start

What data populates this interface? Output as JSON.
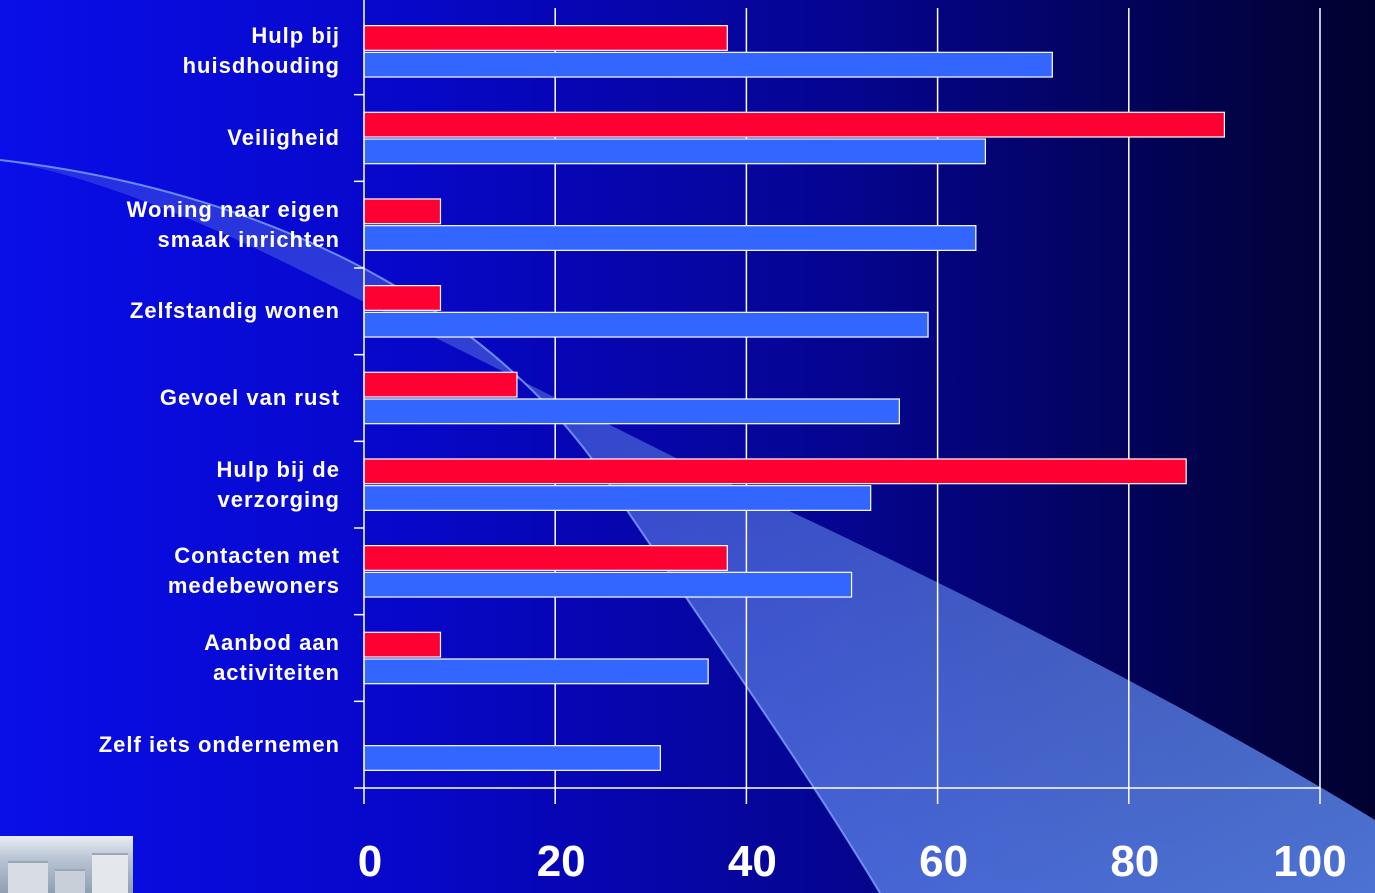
{
  "colors": {
    "series_a": "#ff0033",
    "series_b": "#3366ff",
    "gridline": "#ffffff",
    "text": "#ffffff"
  },
  "chart_data": {
    "type": "bar",
    "orientation": "horizontal",
    "title": "",
    "xlabel": "",
    "ylabel": "",
    "xlim": [
      0,
      100
    ],
    "xticks": [
      "0",
      "20",
      "40",
      "60",
      "80",
      "100"
    ],
    "grid": true,
    "legend": "none",
    "categories": [
      "Hulp bij\nhuisdhouding",
      "Veiligheid",
      "Woning naar eigen\nsmaak inrichten",
      "Zelfstandig wonen",
      "Gevoel van rust",
      "Hulp bij de\nverzorging",
      "Contacten met\nmedebewoners",
      "Aanbod aan\nactiviteiten",
      "Zelf iets ondernemen"
    ],
    "series": [
      {
        "color": "#ff0033",
        "values": [
          38,
          90,
          8,
          8,
          16,
          86,
          38,
          8,
          0
        ]
      },
      {
        "color": "#3366ff",
        "values": [
          72,
          65,
          64,
          59,
          56,
          53,
          51,
          36,
          31
        ]
      }
    ]
  },
  "photo": {
    "icon": "building-photo-thumbnail"
  }
}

end

Exercise instructions> Retype the whole listing, keeping every line identical and omitting all pictures.

Response below>
What data populates this interface? Output as JSON.
{
  "colors": {
    "series_a": "#ff0033",
    "series_b": "#3366ff",
    "gridline": "#ffffff",
    "text": "#ffffff"
  },
  "chart_data": {
    "type": "bar",
    "orientation": "horizontal",
    "title": "",
    "xlabel": "",
    "ylabel": "",
    "xlim": [
      0,
      100
    ],
    "xticks": [
      "0",
      "20",
      "40",
      "60",
      "80",
      "100"
    ],
    "grid": true,
    "legend": "none",
    "categories": [
      "Hulp bij\nhuisdhouding",
      "Veiligheid",
      "Woning naar eigen\nsmaak inrichten",
      "Zelfstandig wonen",
      "Gevoel van rust",
      "Hulp bij de\nverzorging",
      "Contacten met\nmedebewoners",
      "Aanbod aan\nactiviteiten",
      "Zelf iets ondernemen"
    ],
    "series": [
      {
        "color": "#ff0033",
        "values": [
          38,
          90,
          8,
          8,
          16,
          86,
          38,
          8,
          0
        ]
      },
      {
        "color": "#3366ff",
        "values": [
          72,
          65,
          64,
          59,
          56,
          53,
          51,
          36,
          31
        ]
      }
    ]
  },
  "photo": {
    "icon": "building-photo-thumbnail"
  }
}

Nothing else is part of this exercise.